▶ **Task details**:
Pull every line with the word "data" out of the entries below.

▶ **Supplied records**:
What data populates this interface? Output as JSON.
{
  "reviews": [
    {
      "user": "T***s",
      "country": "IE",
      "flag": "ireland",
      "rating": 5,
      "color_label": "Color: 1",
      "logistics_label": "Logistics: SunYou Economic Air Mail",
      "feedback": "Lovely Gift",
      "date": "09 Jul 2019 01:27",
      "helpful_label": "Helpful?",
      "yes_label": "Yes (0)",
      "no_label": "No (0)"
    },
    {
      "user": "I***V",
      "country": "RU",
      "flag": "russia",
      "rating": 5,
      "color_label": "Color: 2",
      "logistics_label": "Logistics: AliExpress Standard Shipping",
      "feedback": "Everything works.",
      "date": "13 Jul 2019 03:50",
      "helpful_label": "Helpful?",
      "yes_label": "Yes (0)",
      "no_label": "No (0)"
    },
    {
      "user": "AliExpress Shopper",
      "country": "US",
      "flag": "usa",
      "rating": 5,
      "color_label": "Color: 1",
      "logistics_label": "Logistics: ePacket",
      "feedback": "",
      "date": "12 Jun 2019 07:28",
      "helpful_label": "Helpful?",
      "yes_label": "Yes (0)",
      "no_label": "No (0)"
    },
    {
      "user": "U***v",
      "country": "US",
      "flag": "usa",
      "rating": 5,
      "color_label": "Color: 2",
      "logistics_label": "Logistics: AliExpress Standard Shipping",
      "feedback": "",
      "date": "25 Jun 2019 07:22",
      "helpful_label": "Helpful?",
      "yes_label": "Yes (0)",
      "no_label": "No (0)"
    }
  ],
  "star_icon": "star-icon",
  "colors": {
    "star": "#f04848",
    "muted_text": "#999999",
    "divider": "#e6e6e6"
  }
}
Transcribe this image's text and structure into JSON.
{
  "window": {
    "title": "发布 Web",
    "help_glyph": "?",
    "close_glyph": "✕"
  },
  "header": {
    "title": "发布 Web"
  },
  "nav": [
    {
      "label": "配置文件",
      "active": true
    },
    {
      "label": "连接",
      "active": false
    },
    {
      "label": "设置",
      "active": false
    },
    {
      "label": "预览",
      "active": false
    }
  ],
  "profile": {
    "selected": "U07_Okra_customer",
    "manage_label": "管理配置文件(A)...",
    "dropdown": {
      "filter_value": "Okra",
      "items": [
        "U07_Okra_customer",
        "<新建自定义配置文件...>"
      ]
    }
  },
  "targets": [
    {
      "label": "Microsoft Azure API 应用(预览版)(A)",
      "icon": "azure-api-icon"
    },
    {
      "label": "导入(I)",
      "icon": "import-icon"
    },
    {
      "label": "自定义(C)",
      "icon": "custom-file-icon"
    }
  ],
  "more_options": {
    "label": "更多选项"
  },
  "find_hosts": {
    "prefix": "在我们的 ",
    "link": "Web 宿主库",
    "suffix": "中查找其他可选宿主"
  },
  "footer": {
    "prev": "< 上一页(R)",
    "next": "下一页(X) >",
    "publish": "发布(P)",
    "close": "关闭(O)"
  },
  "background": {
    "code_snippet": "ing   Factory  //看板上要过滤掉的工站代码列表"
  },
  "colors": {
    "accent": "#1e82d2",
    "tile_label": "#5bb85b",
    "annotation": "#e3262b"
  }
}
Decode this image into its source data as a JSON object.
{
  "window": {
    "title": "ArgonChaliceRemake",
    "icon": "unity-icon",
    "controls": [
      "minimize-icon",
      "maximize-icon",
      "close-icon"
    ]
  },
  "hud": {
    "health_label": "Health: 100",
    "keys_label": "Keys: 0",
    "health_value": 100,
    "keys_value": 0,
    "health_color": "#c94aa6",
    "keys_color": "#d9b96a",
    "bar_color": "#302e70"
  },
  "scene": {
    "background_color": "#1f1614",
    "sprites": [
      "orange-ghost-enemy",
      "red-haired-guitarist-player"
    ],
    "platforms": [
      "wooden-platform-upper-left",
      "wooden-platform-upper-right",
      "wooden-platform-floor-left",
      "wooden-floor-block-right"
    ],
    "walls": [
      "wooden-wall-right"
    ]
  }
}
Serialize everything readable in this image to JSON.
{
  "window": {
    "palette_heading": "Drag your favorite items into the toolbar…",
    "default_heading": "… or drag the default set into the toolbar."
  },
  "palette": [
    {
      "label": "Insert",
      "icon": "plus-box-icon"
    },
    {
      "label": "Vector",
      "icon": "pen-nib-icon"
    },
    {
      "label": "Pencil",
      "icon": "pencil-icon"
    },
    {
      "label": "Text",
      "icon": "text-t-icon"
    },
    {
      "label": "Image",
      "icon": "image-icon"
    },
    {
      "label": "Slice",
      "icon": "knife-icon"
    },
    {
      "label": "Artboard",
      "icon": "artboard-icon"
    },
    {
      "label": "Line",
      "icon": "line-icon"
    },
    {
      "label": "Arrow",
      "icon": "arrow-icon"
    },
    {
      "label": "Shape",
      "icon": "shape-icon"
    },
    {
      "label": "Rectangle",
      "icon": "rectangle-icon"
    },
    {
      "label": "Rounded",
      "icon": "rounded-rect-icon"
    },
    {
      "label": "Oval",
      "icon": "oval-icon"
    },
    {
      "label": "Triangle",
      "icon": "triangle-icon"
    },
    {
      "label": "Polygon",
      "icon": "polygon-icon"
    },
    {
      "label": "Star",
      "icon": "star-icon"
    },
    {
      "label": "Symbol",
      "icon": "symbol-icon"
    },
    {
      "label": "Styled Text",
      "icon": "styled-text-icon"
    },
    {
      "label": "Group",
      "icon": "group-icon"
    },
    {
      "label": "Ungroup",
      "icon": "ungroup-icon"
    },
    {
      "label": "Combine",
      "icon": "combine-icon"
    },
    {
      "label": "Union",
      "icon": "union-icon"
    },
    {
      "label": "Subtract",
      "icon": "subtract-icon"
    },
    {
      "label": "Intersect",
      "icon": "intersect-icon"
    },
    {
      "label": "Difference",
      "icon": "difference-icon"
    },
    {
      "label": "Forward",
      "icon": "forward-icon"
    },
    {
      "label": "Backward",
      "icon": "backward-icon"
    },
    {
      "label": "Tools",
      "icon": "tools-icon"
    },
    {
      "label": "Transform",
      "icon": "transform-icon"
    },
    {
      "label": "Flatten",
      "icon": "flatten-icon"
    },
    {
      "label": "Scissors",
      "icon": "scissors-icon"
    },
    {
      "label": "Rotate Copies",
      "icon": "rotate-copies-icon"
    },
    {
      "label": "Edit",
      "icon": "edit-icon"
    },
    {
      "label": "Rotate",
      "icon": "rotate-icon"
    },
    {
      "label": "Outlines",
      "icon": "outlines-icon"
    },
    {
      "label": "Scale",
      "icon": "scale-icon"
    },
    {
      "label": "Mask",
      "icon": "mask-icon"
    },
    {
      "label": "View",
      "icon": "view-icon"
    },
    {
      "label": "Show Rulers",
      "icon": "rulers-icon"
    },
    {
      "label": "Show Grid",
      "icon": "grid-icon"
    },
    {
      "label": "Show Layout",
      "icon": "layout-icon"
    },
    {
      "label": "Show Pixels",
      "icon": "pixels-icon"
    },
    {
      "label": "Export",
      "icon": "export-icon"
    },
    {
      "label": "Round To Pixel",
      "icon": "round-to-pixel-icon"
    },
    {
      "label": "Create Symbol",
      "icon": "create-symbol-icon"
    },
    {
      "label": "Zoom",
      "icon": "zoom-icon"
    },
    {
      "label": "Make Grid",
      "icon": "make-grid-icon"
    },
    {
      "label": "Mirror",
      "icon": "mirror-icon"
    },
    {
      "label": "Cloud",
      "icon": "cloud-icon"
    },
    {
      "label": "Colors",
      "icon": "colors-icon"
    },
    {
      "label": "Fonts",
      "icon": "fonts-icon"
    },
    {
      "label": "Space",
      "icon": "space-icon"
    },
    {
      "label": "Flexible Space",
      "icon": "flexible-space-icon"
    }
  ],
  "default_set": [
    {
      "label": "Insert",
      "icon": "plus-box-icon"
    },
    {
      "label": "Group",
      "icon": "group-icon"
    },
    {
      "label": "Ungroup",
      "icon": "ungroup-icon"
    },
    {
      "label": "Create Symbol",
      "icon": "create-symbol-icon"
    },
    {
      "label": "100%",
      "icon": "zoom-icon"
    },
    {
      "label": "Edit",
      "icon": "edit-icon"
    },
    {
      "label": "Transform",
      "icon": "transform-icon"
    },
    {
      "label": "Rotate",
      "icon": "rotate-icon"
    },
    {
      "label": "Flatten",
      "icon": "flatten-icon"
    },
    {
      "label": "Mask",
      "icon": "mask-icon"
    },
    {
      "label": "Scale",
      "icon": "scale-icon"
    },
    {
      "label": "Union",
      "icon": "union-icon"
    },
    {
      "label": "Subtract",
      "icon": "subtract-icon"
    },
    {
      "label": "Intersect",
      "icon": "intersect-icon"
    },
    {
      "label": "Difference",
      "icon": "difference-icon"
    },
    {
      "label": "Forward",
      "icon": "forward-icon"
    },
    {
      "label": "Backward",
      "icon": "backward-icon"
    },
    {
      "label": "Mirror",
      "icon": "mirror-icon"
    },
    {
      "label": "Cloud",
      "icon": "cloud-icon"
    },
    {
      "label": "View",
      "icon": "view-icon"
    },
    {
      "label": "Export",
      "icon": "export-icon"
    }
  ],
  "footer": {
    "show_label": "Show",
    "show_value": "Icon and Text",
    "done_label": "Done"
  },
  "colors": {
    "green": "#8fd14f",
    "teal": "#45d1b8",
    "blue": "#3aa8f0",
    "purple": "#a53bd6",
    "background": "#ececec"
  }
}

▶ **The answer**:
What data populates this interface? Output as JSON.
Decode this image into its source data as a JSON object.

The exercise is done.